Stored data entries
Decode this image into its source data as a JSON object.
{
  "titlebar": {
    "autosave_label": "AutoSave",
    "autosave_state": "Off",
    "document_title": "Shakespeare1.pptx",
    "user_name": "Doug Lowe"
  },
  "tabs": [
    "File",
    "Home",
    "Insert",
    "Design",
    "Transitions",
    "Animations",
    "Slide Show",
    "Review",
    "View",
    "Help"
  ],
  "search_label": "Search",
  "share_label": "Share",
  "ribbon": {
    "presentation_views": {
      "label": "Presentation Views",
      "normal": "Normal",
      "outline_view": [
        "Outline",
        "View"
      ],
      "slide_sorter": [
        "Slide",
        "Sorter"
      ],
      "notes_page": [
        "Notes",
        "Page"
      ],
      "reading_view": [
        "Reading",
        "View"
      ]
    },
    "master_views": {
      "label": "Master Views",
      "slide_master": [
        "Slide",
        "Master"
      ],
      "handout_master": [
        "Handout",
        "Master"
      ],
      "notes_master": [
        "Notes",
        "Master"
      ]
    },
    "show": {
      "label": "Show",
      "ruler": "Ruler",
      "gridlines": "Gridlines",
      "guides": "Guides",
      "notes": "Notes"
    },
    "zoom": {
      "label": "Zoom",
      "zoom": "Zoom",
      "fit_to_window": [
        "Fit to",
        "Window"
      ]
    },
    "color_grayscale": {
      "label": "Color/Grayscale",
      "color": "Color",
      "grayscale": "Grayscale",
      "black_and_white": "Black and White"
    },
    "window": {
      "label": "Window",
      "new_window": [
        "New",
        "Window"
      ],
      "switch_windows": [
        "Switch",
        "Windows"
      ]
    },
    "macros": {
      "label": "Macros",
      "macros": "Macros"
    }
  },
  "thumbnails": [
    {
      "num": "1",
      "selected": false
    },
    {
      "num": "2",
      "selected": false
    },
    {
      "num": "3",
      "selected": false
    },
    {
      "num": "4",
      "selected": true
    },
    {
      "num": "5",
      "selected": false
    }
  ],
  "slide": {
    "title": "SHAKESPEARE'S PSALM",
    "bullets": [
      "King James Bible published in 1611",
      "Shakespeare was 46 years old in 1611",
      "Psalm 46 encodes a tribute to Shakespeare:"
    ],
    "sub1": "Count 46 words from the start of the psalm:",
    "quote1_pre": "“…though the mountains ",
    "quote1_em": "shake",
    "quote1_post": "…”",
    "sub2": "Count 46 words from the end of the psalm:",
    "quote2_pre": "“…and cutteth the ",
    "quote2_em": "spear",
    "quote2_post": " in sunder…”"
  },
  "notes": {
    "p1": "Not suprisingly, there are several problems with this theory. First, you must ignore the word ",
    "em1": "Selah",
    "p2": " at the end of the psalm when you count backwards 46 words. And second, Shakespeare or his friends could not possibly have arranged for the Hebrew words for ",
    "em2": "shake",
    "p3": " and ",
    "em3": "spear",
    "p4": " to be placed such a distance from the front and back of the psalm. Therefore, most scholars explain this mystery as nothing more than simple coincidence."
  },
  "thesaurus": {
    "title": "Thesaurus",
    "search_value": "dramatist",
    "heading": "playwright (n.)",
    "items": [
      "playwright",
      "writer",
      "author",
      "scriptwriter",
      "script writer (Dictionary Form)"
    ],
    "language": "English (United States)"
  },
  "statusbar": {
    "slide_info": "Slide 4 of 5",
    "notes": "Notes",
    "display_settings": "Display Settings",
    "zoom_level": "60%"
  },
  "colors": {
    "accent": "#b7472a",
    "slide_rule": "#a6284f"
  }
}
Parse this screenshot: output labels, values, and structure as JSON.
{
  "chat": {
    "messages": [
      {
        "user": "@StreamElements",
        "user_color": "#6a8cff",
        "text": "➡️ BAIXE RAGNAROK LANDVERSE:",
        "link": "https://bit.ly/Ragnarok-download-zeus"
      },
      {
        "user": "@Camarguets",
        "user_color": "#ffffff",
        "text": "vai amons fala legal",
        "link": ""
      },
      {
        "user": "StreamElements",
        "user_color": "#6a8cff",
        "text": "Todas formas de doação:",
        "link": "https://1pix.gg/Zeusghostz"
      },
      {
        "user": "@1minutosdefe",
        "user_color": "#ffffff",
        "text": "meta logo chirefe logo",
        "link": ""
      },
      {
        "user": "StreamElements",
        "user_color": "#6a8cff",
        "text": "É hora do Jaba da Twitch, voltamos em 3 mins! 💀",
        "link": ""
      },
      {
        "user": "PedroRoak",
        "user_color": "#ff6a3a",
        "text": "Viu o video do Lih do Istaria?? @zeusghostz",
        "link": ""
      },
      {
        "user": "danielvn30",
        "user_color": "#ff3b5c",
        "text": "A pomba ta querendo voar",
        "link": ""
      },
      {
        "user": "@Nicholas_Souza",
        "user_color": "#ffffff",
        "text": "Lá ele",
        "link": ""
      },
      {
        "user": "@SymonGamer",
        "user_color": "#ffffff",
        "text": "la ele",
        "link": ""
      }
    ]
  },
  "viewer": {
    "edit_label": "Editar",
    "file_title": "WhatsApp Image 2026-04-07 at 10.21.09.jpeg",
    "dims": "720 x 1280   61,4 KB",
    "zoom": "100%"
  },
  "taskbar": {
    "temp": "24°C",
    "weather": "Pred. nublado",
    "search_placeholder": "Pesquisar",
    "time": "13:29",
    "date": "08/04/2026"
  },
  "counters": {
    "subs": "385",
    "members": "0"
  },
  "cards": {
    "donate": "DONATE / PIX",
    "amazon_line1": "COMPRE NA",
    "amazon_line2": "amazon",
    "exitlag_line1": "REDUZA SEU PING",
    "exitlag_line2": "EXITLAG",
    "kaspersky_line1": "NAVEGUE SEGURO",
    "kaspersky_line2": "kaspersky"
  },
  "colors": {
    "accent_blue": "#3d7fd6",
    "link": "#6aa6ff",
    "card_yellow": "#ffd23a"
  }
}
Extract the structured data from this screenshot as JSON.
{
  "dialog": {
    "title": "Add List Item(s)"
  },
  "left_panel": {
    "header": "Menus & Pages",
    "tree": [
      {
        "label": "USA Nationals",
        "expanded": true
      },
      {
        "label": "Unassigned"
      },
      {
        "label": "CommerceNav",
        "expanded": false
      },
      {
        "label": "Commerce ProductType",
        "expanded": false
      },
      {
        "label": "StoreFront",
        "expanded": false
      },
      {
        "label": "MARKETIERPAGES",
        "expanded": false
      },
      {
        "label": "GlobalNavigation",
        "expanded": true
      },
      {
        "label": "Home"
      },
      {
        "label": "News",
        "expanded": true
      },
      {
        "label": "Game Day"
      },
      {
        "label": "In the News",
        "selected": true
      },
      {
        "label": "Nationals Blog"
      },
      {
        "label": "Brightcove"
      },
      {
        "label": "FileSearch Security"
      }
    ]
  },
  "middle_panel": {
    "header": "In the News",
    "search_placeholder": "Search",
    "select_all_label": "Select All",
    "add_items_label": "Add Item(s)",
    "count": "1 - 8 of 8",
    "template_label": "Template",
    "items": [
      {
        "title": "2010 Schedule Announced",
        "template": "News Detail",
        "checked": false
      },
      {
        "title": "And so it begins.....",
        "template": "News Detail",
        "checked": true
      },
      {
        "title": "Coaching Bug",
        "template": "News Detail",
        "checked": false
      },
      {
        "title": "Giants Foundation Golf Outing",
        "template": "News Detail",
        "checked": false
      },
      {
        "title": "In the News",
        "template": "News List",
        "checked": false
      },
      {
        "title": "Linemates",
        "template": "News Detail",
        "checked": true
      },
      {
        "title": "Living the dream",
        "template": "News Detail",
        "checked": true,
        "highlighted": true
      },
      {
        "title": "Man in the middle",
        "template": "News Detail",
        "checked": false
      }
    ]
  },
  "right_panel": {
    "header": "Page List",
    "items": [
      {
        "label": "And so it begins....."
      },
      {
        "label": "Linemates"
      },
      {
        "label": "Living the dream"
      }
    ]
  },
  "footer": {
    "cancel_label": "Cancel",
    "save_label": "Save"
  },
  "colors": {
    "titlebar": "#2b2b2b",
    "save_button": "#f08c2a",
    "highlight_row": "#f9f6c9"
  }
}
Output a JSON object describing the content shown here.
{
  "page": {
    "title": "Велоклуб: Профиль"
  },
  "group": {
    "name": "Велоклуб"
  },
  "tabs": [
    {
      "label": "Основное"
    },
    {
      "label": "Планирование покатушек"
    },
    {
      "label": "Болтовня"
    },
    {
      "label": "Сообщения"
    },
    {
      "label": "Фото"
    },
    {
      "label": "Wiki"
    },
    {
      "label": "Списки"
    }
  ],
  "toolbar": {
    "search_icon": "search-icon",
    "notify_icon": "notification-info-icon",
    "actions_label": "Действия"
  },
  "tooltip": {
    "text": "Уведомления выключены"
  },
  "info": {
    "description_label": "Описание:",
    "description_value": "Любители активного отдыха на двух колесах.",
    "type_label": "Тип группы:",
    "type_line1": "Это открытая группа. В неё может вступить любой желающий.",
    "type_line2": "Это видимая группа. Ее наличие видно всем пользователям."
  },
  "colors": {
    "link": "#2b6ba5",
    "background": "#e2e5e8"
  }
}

What you are asked to do: Write out the lines above, starting at the line that contains "Output a JSON" and ending with the final line, and nothing else; copy them exactly.

Reply:
Output a JSON object describing the content shown here.
{
  "page": {
    "title": "Велоклуб: Профиль"
  },
  "group": {
    "name": "Велоклуб"
  },
  "tabs": [
    {
      "label": "Основное"
    },
    {
      "label": "Планирование покатушек"
    },
    {
      "label": "Болтовня"
    },
    {
      "label": "Сообщения"
    },
    {
      "label": "Фото"
    },
    {
      "label": "Wiki"
    },
    {
      "label": "Списки"
    }
  ],
  "toolbar": {
    "search_icon": "search-icon",
    "notify_icon": "notification-info-icon",
    "actions_label": "Действия"
  },
  "tooltip": {
    "text": "Уведомления выключены"
  },
  "info": {
    "description_label": "Описание:",
    "description_value": "Любители активного отдыха на двух колесах.",
    "type_label": "Тип группы:",
    "type_line1": "Это открытая группа. В неё может вступить любой желающий.",
    "type_line2": "Это видимая группа. Ее наличие видно всем пользователям."
  },
  "colors": {
    "link": "#2b6ba5",
    "background": "#e2e5e8"
  }
}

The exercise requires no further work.